St James’s Place offers up rewards of its turnaround to shareholders
St James’s Place roused shareholder spirits on Wednesday as the leading UK wealth manager reported funds under management hitting record highs coupled with rising payouts.
Funds under management jumped 16 per cent to £220bn, up from £190.2bn the prior year.
Gross inflows reached £21.9bn, a 19 per cent increase from £18.4bn, while net inflows increased to £6.2bn from £4.3bn.
Meanwhile, customer retention remained high at 94.9 per cent, despite being impacted by widespread pre-Budget speculation, while also attracting a new client base.
The Board declared a dividend of 18 pence and announced a fresh £123m share buyback programme.
Shares jumped 5.9 per cent in morning trading, reaching 1,339 pence, marking yet another step in the wealth manager’s turnaround, after it rejoined London’s leading index at the end of 2024.
During a time where new competitors are shoving their way into the market and luring consumers away, St James’s Place is holding steady.
Overhauling consumer fees
During the first half of 2025, the group performed a complete overhaul of customer fees after facing years of criticism over charges, leading to double client inflows in the first half of 2025.

------------------------------------

## Work task A
In the article about St James's Place, what dividend did the Board declare?
## Work task B
List every percentage figure given in the article about St James's Place.
## Work task C
Summarize the article about St James's Place in two sentences.

## Extracted data
------------------------------------

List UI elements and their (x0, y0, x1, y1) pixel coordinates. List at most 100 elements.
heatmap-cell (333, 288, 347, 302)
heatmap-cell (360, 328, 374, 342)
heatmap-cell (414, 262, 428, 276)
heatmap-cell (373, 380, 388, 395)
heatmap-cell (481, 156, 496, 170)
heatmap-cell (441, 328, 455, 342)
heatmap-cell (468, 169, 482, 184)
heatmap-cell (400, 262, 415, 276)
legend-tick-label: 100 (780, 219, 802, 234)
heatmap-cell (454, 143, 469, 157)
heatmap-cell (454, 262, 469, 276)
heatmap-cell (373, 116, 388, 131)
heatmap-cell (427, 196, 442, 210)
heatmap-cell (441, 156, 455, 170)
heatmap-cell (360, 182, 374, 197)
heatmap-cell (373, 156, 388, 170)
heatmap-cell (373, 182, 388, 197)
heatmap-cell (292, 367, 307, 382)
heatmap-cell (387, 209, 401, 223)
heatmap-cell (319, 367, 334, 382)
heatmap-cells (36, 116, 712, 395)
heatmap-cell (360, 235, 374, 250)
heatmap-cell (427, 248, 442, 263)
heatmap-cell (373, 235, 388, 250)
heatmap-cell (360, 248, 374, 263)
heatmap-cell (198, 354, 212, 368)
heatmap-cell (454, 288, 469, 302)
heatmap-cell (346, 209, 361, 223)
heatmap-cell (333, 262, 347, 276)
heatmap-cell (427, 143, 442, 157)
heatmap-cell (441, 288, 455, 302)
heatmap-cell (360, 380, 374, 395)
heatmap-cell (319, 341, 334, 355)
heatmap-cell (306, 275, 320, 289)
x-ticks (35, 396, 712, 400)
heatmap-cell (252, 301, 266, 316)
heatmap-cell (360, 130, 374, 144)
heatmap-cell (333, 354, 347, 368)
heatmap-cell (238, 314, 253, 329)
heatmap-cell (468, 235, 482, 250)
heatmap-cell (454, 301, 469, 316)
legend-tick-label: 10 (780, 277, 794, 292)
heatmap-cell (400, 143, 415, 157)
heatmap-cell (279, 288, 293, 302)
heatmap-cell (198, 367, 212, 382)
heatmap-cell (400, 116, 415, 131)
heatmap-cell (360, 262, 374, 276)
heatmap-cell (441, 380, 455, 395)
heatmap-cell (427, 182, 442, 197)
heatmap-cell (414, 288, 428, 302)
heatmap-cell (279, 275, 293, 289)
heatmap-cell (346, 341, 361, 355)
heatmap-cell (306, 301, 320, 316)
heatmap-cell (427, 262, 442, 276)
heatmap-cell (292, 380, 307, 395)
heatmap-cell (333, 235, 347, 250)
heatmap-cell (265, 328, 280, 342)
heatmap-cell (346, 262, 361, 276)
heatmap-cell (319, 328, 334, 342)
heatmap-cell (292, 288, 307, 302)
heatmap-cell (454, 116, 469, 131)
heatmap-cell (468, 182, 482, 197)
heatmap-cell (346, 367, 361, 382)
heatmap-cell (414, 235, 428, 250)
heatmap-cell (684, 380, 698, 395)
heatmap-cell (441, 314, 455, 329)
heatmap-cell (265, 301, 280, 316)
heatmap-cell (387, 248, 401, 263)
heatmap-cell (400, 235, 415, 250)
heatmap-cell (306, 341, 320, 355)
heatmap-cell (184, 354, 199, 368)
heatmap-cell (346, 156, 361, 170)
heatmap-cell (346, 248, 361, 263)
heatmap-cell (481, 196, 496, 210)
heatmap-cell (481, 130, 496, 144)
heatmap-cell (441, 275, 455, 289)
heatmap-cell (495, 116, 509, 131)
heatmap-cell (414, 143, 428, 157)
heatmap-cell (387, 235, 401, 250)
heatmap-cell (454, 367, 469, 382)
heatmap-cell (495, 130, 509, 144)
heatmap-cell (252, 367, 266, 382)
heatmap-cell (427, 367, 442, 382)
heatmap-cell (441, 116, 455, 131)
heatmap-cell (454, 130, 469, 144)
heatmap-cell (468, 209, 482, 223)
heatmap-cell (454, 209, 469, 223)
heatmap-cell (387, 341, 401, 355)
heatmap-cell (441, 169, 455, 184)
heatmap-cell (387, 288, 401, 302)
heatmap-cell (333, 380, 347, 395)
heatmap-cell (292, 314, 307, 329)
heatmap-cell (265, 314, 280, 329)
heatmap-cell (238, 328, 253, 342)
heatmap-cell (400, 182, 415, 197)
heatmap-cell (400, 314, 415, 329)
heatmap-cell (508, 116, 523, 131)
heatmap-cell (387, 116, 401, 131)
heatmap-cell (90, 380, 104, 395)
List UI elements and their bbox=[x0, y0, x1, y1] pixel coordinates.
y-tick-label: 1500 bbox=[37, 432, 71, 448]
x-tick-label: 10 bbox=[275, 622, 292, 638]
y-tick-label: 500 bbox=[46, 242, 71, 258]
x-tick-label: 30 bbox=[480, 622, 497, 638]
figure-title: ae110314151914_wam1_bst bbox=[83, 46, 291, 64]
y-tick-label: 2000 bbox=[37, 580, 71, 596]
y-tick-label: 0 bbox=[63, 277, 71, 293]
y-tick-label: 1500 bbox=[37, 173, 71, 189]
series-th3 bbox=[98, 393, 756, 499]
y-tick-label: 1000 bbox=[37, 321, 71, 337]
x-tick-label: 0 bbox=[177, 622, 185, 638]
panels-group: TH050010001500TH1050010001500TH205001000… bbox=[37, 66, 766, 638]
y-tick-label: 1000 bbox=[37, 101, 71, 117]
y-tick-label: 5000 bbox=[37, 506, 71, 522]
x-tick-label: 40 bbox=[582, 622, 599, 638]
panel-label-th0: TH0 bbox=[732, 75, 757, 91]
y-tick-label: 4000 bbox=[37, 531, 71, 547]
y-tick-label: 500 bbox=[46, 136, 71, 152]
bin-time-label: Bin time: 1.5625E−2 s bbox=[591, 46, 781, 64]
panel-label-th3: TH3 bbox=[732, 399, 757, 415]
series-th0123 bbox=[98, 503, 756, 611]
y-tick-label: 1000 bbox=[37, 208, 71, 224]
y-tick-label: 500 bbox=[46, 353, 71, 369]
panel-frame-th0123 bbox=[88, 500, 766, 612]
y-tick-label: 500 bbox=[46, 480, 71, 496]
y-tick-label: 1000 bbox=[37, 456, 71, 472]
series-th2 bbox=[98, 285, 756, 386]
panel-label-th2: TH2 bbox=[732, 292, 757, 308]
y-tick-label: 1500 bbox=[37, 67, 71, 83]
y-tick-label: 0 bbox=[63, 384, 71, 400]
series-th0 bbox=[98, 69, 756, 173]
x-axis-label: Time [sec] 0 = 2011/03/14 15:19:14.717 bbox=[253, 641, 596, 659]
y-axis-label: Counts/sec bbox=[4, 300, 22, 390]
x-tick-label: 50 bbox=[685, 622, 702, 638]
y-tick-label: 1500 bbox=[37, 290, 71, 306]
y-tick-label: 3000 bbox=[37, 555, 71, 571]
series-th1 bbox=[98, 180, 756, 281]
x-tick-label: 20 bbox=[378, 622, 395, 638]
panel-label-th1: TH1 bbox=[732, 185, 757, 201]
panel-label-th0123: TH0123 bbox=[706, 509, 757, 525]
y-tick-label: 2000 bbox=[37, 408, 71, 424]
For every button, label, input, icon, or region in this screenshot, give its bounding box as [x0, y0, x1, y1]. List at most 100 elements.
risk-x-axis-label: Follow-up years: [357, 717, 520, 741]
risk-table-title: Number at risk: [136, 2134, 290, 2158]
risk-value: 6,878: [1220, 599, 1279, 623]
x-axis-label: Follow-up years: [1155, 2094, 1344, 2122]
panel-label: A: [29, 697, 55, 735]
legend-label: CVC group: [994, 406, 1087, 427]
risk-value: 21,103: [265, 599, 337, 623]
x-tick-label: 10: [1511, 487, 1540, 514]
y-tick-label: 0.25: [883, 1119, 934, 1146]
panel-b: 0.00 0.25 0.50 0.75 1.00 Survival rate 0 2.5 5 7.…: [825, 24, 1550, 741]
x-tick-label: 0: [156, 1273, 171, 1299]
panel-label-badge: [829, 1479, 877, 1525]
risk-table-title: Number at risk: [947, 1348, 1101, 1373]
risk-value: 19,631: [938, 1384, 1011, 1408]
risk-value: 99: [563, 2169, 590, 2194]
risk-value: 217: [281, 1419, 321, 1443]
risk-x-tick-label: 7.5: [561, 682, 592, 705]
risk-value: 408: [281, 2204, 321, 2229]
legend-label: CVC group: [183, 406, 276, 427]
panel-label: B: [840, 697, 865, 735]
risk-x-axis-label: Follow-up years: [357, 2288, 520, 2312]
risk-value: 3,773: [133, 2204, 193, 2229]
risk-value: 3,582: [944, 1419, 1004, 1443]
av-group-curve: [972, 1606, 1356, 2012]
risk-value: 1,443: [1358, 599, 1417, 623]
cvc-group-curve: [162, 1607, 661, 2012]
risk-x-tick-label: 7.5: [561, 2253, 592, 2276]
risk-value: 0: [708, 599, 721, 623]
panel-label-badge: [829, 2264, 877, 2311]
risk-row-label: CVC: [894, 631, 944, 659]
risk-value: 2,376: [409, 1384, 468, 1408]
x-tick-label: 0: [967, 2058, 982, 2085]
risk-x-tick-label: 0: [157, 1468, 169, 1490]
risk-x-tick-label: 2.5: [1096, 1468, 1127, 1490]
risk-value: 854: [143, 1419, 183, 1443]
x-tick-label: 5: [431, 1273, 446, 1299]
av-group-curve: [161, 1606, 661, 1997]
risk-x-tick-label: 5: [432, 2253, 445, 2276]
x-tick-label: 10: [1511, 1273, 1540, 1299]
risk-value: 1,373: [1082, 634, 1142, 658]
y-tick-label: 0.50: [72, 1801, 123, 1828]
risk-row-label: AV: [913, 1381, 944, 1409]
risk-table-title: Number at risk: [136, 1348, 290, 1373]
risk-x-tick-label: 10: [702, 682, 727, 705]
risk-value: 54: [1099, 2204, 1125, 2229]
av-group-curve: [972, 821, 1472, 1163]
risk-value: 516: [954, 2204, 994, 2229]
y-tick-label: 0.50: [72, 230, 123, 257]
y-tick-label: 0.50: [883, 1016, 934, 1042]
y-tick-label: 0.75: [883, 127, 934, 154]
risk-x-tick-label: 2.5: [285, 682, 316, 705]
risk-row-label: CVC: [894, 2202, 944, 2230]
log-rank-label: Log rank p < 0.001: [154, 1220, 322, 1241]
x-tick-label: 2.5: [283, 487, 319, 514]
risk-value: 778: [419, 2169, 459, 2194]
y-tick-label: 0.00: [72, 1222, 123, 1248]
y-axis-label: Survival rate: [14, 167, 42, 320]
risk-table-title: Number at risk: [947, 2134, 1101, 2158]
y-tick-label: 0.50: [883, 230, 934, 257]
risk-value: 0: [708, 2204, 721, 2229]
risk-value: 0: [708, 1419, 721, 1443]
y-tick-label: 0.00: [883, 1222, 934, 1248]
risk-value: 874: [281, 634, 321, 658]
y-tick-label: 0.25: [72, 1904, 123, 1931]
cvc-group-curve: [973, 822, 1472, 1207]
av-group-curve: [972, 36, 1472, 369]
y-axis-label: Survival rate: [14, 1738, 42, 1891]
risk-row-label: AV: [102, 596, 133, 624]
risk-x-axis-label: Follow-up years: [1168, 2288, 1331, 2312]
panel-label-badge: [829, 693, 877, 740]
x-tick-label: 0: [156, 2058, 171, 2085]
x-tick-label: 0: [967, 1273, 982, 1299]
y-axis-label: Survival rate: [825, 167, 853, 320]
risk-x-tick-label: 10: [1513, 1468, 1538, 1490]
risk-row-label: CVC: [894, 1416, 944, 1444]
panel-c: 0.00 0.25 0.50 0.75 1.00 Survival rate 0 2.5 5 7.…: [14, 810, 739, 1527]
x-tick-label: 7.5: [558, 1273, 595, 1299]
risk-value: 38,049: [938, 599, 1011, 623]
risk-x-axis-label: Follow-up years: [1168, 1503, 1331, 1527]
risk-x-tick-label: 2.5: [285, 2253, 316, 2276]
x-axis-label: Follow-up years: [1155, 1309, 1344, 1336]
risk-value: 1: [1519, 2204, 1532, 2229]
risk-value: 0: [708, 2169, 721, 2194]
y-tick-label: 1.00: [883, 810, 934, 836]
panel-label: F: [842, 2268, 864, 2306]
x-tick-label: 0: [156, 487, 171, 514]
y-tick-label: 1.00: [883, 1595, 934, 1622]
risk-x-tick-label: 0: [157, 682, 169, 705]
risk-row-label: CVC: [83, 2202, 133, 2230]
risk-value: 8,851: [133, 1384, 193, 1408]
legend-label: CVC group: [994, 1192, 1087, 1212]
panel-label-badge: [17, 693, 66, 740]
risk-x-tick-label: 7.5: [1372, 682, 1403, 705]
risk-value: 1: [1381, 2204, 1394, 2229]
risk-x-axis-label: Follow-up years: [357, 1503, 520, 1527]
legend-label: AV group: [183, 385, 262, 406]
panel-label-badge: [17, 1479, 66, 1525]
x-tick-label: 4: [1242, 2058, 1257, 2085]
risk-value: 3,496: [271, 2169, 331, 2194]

------------------------------------

## Your response A
18 pence

## Your response B
16 percent (rise in funds under management)
19 percent (rise in gross inflows)
94.9 percent (customer retention)
5.9 percent (rise in shares in morning trading)

## Your response C
St James's Place reported record funds under management of £220bn, up 16 percent, along with higher gross and net inflows and customer retention of 94.9 percent. The Board declared an 18 pence dividend and a new £123m share buyback, and shares jumped 5.9 percent in morning trading.